* About this exercise *
For the full listing below, write out each entry exactly and exclude the images.

* Input *
──────

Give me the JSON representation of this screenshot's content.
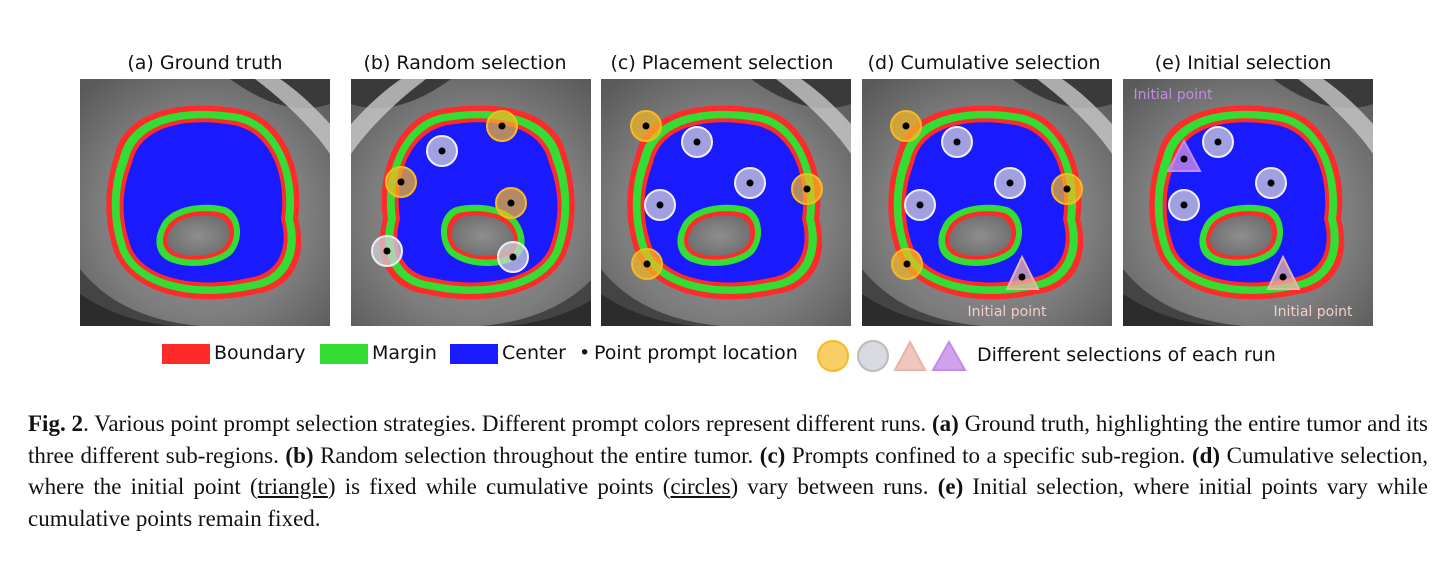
{
  "panels": [
    {
      "title": "(a) Ground truth"
    },
    {
      "title": "(b) Random selection"
    },
    {
      "title": "(c) Placement selection"
    },
    {
      "title": "(d) Cumulative selection",
      "annotation": "Initial point"
    },
    {
      "title": "(e) Initial selection",
      "annotation_top": "Initial point",
      "annotation_bottom": "Initial point"
    }
  ],
  "legend": {
    "boundary": "Boundary",
    "margin": "Margin",
    "center": "Center",
    "point": "Point prompt location",
    "selections": "Different selections of each run"
  },
  "colors": {
    "boundary": "#ff2a2a",
    "margin": "#33dd33",
    "center": "#1a1aff",
    "orange": "#f7b924",
    "gray": "#cfcfd8",
    "pink": "#e8b4a8",
    "purple": "#c48ae8"
  },
  "caption": {
    "fig_label": "Fig. 2",
    "sentence1": ". Various point prompt selection strategies. Different prompt colors represent different runs. ",
    "a_label": "(a)",
    "a_text": " Ground truth, highlighting the entire tumor and its three different sub-regions. ",
    "b_label": "(b)",
    "b_text": " Random selection throughout the entire tumor. ",
    "c_label": "(c)",
    "c_text": " Prompts confined to a specific sub-region. ",
    "d_label": "(d)",
    "d_text1": " Cumulative selection, where the initial point (",
    "d_triangle": "triangle",
    "d_text2": ") is fixed while cumulative points (",
    "d_circles": "circles",
    "d_text3": ") vary between runs. ",
    "e_label": "(e)",
    "e_text": " Initial selection, where initial points vary while cumulative points remain fixed."
  }
}
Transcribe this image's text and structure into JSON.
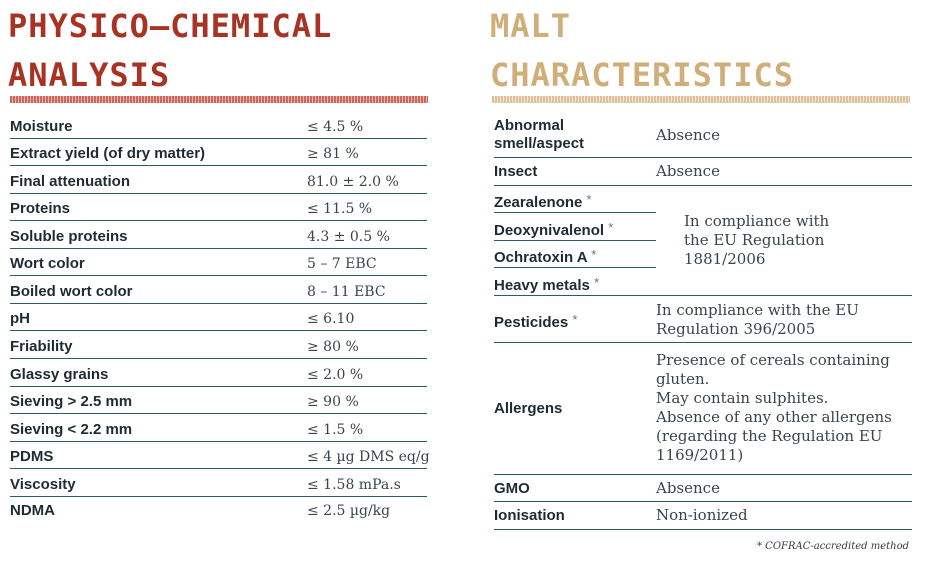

──────

* Final answer *
Give me the JSON representation of this screenshot's content.
{
  "panels": [
    {
      "title": "(a) Ground truth"
    },
    {
      "title": "(b) Random selection"
    },
    {
      "title": "(c) Placement selection"
    },
    {
      "title": "(d) Cumulative selection",
      "annotation": "Initial point"
    },
    {
      "title": "(e) Initial selection",
      "annotation_top": "Initial point",
      "annotation_bottom": "Initial point"
    }
  ],
  "legend": {
    "boundary": "Boundary",
    "margin": "Margin",
    "center": "Center",
    "point": "Point prompt location",
    "selections": "Different selections of each run"
  },
  "colors": {
    "boundary": "#ff2a2a",
    "margin": "#33dd33",
    "center": "#1a1aff",
    "orange": "#f7b924",
    "gray": "#cfcfd8",
    "pink": "#e8b4a8",
    "purple": "#c48ae8"
  },
  "caption": {
    "fig_label": "Fig. 2",
    "sentence1": ". Various point prompt selection strategies. Different prompt colors represent different runs. ",
    "a_label": "(a)",
    "a_text": " Ground truth, highlighting the entire tumor and its three different sub-regions. ",
    "b_label": "(b)",
    "b_text": " Random selection throughout the entire tumor. ",
    "c_label": "(c)",
    "c_text": " Prompts confined to a specific sub-region. ",
    "d_label": "(d)",
    "d_text1": " Cumulative selection, where the initial point (",
    "d_triangle": "triangle",
    "d_text2": ") is fixed while cumulative points (",
    "d_circles": "circles",
    "d_text3": ") vary between runs. ",
    "e_label": "(e)",
    "e_text": " Initial selection, where initial points vary while cumulative points remain fixed."
  }
}
Transcribe this image's text and structure into JSON.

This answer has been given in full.